[What the task asks]
Return each line of the data below verbatim; pictures are to be left out.
━━━━━━━━
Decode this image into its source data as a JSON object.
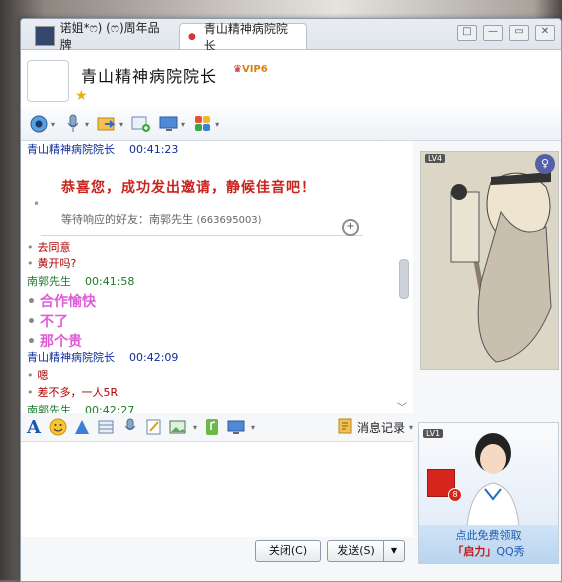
{
  "tabs": [
    {
      "label": "诺姐*ෆ) (ෆ)周年品牌"
    },
    {
      "label": "青山精神病院院长"
    }
  ],
  "window_buttons": [
    "□",
    "—",
    "▭",
    "✕"
  ],
  "header": {
    "contact_name": "青山精神病院院长",
    "vip_label": "VIP6"
  },
  "chat": {
    "m1_sender": "青山精神病院院长",
    "m1_time": "00:41:23",
    "invite_title": "恭喜您，成功发出邀请，静候佳音吧！",
    "invite_wait": "等待响应的好友：南郭先生",
    "invite_id": "(663695003)",
    "r1": "去同意",
    "r2": "黄开吗?",
    "m2_sender": "南郭先生",
    "m2_time": "00:41:58",
    "p1": "合作愉快",
    "p2": "不了",
    "p3": "那个贵",
    "m3_sender": "青山精神病院院长",
    "m3_time": "00:42:09",
    "r3": "嗯",
    "r4": "差不多，一人5R",
    "m4_sender": "南郭先生",
    "m4_time": "00:42:27"
  },
  "format_bar": {
    "history_label": "消息记录"
  },
  "buttons": {
    "close": "关闭(C)",
    "send": "发送(S)"
  },
  "show_panels": {
    "top_level": "LV4",
    "bottom_level": "LV1",
    "gift_count": "8",
    "banner_line1": "点此免费领取",
    "banner_brand": "「启力」",
    "banner_qq": "QQ秀"
  }
}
━━━━━━━━
[Answer to the task]
Decode this image into its source data as a JSON object.
{
  "tabs": [
    {
      "label": "诺姐*ෆ) (ෆ)周年品牌"
    },
    {
      "label": "青山精神病院院长"
    }
  ],
  "window_buttons": [
    "□",
    "—",
    "▭",
    "✕"
  ],
  "header": {
    "contact_name": "青山精神病院院长",
    "vip_label": "VIP6"
  },
  "chat": {
    "m1_sender": "青山精神病院院长",
    "m1_time": "00:41:23",
    "invite_title": "恭喜您，成功发出邀请，静候佳音吧！",
    "invite_wait": "等待响应的好友：南郭先生",
    "invite_id": "(663695003)",
    "r1": "去同意",
    "r2": "黄开吗?",
    "m2_sender": "南郭先生",
    "m2_time": "00:41:58",
    "p1": "合作愉快",
    "p2": "不了",
    "p3": "那个贵",
    "m3_sender": "青山精神病院院长",
    "m3_time": "00:42:09",
    "r3": "嗯",
    "r4": "差不多，一人5R",
    "m4_sender": "南郭先生",
    "m4_time": "00:42:27"
  },
  "format_bar": {
    "history_label": "消息记录"
  },
  "buttons": {
    "close": "关闭(C)",
    "send": "发送(S)"
  },
  "show_panels": {
    "top_level": "LV4",
    "bottom_level": "LV1",
    "gift_count": "8",
    "banner_line1": "点此免费领取",
    "banner_brand": "「启力」",
    "banner_qq": "QQ秀"
  }
}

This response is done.